▸ **Objective**: Go through the entries below, tally each line with the string "Муниципальное", and give the final number by itself.

++++++++

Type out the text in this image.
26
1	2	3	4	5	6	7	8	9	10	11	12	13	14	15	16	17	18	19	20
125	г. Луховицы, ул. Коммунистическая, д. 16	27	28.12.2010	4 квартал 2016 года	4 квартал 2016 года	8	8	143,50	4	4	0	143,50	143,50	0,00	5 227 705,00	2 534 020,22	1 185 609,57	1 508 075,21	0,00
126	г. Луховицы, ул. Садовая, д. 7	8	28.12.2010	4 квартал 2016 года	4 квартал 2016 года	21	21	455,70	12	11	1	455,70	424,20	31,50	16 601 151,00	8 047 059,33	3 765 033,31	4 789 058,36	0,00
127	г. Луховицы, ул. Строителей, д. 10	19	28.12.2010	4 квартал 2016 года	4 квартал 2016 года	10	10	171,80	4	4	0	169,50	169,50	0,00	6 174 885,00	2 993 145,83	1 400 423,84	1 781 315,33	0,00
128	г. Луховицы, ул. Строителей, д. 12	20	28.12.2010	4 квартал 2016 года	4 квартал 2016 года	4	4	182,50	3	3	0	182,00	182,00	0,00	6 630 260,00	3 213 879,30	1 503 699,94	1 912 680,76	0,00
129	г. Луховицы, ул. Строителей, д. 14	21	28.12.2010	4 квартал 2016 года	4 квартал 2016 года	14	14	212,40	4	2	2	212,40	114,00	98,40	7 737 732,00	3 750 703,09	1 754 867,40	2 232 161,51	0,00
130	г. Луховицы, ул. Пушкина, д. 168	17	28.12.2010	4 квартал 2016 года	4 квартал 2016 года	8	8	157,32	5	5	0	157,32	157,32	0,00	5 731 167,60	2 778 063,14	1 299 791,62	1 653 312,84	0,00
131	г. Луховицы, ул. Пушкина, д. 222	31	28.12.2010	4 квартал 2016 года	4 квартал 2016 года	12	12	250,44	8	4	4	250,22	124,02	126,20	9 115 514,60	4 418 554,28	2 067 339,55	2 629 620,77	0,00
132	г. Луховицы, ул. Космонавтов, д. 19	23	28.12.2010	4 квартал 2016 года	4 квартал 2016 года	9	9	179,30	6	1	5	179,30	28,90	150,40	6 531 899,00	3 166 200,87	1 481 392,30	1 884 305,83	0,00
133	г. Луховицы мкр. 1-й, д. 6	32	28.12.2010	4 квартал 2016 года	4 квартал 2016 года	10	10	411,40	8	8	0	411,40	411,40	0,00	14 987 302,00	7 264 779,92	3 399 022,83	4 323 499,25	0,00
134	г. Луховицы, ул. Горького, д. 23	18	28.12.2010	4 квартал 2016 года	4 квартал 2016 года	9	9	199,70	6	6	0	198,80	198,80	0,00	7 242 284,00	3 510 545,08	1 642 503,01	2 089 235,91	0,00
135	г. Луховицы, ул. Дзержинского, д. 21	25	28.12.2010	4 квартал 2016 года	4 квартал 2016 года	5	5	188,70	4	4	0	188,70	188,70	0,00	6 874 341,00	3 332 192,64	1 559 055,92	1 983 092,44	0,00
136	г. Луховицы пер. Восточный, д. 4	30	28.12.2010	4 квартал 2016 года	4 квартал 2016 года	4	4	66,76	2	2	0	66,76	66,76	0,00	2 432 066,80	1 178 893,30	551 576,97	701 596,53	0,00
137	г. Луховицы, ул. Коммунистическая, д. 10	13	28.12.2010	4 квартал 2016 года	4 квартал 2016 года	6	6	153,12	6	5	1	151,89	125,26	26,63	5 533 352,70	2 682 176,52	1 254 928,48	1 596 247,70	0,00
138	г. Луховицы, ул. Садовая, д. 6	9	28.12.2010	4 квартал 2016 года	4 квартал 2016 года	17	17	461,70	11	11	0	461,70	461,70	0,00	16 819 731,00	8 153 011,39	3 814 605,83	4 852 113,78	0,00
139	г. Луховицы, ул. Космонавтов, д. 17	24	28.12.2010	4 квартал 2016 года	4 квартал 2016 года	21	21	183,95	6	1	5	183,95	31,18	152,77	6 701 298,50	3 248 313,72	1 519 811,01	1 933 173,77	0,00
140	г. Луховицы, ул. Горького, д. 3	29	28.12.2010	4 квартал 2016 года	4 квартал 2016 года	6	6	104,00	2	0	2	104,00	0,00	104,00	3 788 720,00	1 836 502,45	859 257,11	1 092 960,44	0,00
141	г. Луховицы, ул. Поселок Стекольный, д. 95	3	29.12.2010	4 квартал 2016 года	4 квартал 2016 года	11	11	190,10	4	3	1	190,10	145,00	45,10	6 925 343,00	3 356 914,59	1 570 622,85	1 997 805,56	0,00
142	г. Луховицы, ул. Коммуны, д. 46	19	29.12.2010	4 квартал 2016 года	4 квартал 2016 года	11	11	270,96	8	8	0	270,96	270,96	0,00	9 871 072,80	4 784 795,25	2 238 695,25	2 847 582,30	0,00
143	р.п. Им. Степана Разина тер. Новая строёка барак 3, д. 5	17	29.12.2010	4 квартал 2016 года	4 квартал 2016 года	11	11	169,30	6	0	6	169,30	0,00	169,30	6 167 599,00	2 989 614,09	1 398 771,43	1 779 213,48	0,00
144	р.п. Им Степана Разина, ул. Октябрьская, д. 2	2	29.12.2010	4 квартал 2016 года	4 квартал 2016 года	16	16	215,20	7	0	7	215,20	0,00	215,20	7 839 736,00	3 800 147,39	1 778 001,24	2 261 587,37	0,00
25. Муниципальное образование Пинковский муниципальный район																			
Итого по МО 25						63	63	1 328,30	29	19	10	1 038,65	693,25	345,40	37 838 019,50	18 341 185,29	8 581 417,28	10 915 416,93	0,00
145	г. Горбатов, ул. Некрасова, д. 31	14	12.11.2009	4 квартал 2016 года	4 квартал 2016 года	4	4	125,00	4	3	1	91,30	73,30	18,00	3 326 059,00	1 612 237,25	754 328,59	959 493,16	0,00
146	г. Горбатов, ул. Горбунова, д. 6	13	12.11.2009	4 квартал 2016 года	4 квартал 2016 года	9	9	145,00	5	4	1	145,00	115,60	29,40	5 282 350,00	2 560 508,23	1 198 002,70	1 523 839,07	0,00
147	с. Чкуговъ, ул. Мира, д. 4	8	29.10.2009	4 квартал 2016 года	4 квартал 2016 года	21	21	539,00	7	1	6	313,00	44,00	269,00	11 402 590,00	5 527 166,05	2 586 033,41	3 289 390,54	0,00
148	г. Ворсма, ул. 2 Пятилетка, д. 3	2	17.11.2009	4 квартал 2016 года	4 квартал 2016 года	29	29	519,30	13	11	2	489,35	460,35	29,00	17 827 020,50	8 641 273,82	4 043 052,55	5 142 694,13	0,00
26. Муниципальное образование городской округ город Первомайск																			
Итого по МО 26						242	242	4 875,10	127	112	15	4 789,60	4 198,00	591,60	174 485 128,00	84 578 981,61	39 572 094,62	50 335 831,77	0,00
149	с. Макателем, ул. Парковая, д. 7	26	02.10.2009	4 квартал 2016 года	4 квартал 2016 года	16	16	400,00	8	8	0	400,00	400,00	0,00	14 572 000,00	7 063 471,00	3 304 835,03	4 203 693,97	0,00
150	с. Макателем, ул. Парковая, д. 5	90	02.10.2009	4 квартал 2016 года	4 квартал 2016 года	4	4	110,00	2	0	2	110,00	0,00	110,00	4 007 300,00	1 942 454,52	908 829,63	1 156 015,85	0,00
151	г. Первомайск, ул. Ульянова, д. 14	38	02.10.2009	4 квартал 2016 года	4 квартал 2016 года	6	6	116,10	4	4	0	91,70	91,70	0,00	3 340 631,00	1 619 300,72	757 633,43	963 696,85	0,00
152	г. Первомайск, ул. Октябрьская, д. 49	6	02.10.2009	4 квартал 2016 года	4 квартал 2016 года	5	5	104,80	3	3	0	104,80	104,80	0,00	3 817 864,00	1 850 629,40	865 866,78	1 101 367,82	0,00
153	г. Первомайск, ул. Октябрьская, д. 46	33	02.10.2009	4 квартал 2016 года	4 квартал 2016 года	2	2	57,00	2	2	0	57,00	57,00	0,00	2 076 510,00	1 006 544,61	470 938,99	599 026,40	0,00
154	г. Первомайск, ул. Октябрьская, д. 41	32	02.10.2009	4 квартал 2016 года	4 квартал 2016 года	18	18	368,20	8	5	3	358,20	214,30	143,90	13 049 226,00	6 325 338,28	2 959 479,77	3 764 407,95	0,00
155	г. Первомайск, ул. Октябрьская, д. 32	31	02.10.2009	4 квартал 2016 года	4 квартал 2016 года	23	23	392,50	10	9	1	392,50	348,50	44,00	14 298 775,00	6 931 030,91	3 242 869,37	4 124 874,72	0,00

++++++++

▸ **Complete response**: 2